AIM:
Transcribe everything in the data word for word. Pictures are left out.

DATASET ENTRIES:
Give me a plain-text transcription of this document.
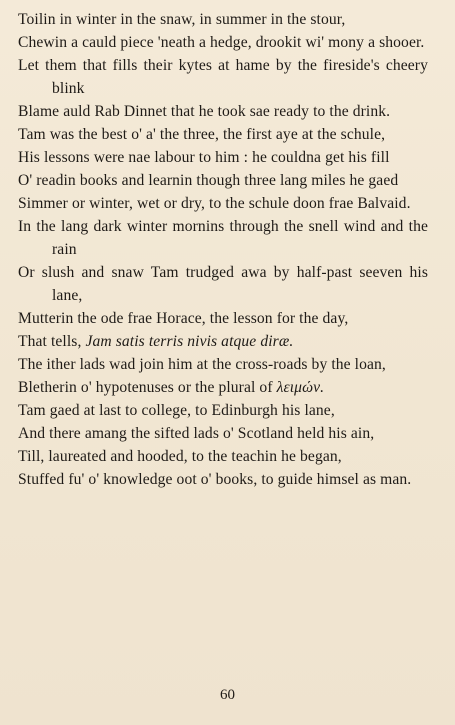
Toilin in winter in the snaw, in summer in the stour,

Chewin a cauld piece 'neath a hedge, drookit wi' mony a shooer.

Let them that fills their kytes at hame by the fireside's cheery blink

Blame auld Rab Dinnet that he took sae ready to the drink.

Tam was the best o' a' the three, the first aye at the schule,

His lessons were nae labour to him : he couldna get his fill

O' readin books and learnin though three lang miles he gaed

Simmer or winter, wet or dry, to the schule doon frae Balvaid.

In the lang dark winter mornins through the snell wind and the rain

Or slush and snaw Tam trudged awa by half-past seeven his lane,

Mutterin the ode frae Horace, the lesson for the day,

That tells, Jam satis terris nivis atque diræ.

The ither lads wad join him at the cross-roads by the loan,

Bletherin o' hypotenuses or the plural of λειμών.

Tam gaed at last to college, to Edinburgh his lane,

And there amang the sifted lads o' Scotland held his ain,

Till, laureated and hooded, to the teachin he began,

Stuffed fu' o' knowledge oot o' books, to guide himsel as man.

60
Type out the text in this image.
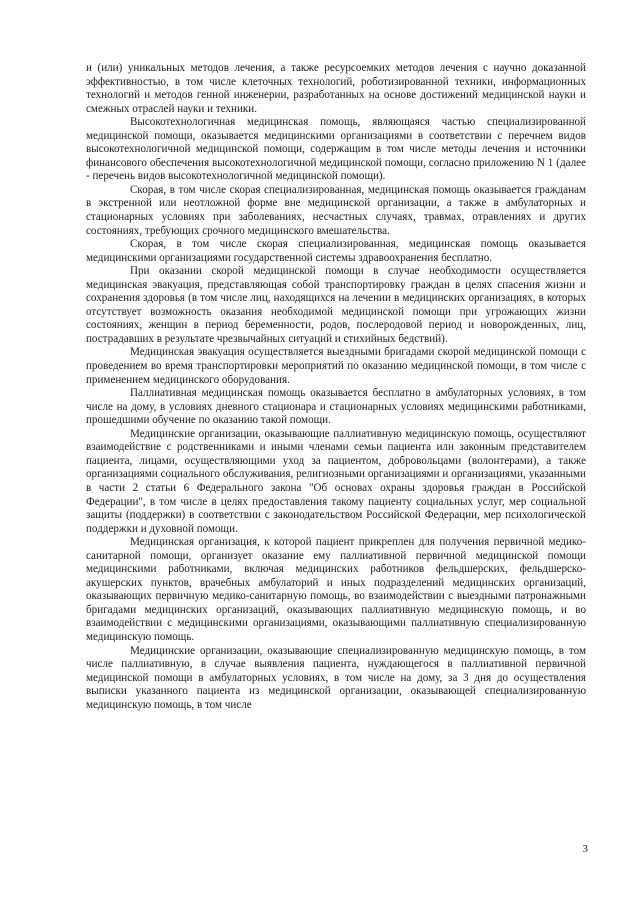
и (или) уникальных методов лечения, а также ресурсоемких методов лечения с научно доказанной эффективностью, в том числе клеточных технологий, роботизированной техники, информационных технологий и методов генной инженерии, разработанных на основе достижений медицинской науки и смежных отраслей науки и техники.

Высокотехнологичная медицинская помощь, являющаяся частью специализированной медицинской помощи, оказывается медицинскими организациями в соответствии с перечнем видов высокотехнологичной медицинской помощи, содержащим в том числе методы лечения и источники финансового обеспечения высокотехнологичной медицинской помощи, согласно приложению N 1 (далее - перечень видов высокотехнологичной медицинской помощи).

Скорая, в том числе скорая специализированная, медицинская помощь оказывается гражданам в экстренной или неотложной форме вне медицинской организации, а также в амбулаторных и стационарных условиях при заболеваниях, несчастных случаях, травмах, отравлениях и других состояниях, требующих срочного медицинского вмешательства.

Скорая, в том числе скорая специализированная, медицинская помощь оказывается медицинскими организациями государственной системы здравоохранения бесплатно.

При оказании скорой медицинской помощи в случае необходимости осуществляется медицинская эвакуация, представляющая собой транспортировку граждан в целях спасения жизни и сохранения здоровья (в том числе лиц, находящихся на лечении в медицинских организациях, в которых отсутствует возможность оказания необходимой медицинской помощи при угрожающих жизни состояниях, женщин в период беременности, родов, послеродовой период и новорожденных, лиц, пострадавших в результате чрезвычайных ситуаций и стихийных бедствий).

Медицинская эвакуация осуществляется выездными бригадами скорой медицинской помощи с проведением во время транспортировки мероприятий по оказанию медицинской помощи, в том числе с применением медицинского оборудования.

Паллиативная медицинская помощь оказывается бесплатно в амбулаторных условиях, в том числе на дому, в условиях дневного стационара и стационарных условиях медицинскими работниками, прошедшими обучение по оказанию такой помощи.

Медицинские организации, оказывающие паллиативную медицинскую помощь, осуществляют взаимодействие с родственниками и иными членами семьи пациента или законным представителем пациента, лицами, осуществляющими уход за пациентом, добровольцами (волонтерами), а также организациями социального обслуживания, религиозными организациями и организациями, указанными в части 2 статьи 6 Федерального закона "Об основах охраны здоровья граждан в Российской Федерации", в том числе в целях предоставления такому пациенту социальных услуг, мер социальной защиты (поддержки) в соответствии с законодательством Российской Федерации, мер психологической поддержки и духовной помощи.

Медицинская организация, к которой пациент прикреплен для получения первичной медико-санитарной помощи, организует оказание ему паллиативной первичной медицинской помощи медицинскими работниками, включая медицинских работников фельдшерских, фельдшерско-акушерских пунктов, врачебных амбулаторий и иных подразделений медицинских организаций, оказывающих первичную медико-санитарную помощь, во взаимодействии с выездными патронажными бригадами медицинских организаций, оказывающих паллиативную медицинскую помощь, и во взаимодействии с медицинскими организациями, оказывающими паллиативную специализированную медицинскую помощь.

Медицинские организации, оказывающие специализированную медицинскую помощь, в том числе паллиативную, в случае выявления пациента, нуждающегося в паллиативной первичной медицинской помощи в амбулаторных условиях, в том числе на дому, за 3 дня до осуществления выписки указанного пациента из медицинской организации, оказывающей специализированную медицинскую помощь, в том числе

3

FINISHED EXERCISE:
Give me a plain-text transcription of this document.
Toilin in winter in the snaw, in summer in the stour,

Chewin a cauld piece 'neath a hedge, drookit wi' mony a shooer.

Let them that fills their kytes at hame by the fireside's cheery blink

Blame auld Rab Dinnet that he took sae ready to the drink.

Tam was the best o' a' the three, the first aye at the schule,

His lessons were nae labour to him : he couldna get his fill

O' readin books and learnin though three lang miles he gaed

Simmer or winter, wet or dry, to the schule doon frae Balvaid.

In the lang dark winter mornins through the snell wind and the rain

Or slush and snaw Tam trudged awa by half-past seeven his lane,

Mutterin the ode frae Horace, the lesson for the day,

That tells, Jam satis terris nivis atque diræ.

The ither lads wad join him at the cross-roads by the loan,

Bletherin o' hypotenuses or the plural of λειμών.

Tam gaed at last to college, to Edinburgh his lane,

And there amang the sifted lads o' Scotland held his ain,

Till, laureated and hooded, to the teachin he began,

Stuffed fu' o' knowledge oot o' books, to guide himsel as man.

60
Type out the text in this image.
и (или) уникальных методов лечения, а также ресурсоемких методов лечения с научно доказанной эффективностью, в том числе клеточных технологий, роботизированной техники, информационных технологий и методов генной инженерии, разработанных на основе достижений медицинской науки и смежных отраслей науки и техники.

Высокотехнологичная медицинская помощь, являющаяся частью специализированной медицинской помощи, оказывается медицинскими организациями в соответствии с перечнем видов высокотехнологичной медицинской помощи, содержащим в том числе методы лечения и источники финансового обеспечения высокотехнологичной медицинской помощи, согласно приложению N 1 (далее - перечень видов высокотехнологичной медицинской помощи).

Скорая, в том числе скорая специализированная, медицинская помощь оказывается гражданам в экстренной или неотложной форме вне медицинской организации, а также в амбулаторных и стационарных условиях при заболеваниях, несчастных случаях, травмах, отравлениях и других состояниях, требующих срочного медицинского вмешательства.

Скорая, в том числе скорая специализированная, медицинская помощь оказывается медицинскими организациями государственной системы здравоохранения бесплатно.

При оказании скорой медицинской помощи в случае необходимости осуществляется медицинская эвакуация, представляющая собой транспортировку граждан в целях спасения жизни и сохранения здоровья (в том числе лиц, находящихся на лечении в медицинских организациях, в которых отсутствует возможность оказания необходимой медицинской помощи при угрожающих жизни состояниях, женщин в период беременности, родов, послеродовой период и новорожденных, лиц, пострадавших в результате чрезвычайных ситуаций и стихийных бедствий).

Медицинская эвакуация осуществляется выездными бригадами скорой медицинской помощи с проведением во время транспортировки мероприятий по оказанию медицинской помощи, в том числе с применением медицинского оборудования.

Паллиативная медицинская помощь оказывается бесплатно в амбулаторных условиях, в том числе на дому, в условиях дневного стационара и стационарных условиях медицинскими работниками, прошедшими обучение по оказанию такой помощи.

Медицинские организации, оказывающие паллиативную медицинскую помощь, осуществляют взаимодействие с родственниками и иными членами семьи пациента или законным представителем пациента, лицами, осуществляющими уход за пациентом, добровольцами (волонтерами), а также организациями социального обслуживания, религиозными организациями и организациями, указанными в части 2 статьи 6 Федерального закона "Об основах охраны здоровья граждан в Российской Федерации", в том числе в целях предоставления такому пациенту социальных услуг, мер социальной защиты (поддержки) в соответствии с законодательством Российской Федерации, мер психологической поддержки и духовной помощи.

Медицинская организация, к которой пациент прикреплен для получения первичной медико-санитарной помощи, организует оказание ему паллиативной первичной медицинской помощи медицинскими работниками, включая медицинских работников фельдшерских, фельдшерско-акушерских пунктов, врачебных амбулаторий и иных подразделений медицинских организаций, оказывающих первичную медико-санитарную помощь, во взаимодействии с выездными патронажными бригадами медицинских организаций, оказывающих паллиативную медицинскую помощь, и во взаимодействии с медицинскими организациями, оказывающими паллиативную специализированную медицинскую помощь.

Медицинские организации, оказывающие специализированную медицинскую помощь, в том числе паллиативную, в случае выявления пациента, нуждающегося в паллиативной первичной медицинской помощи в амбулаторных условиях, в том числе на дому, за 3 дня до осуществления выписки указанного пациента из медицинской организации, оказывающей специализированную медицинскую помощь, в том числе

3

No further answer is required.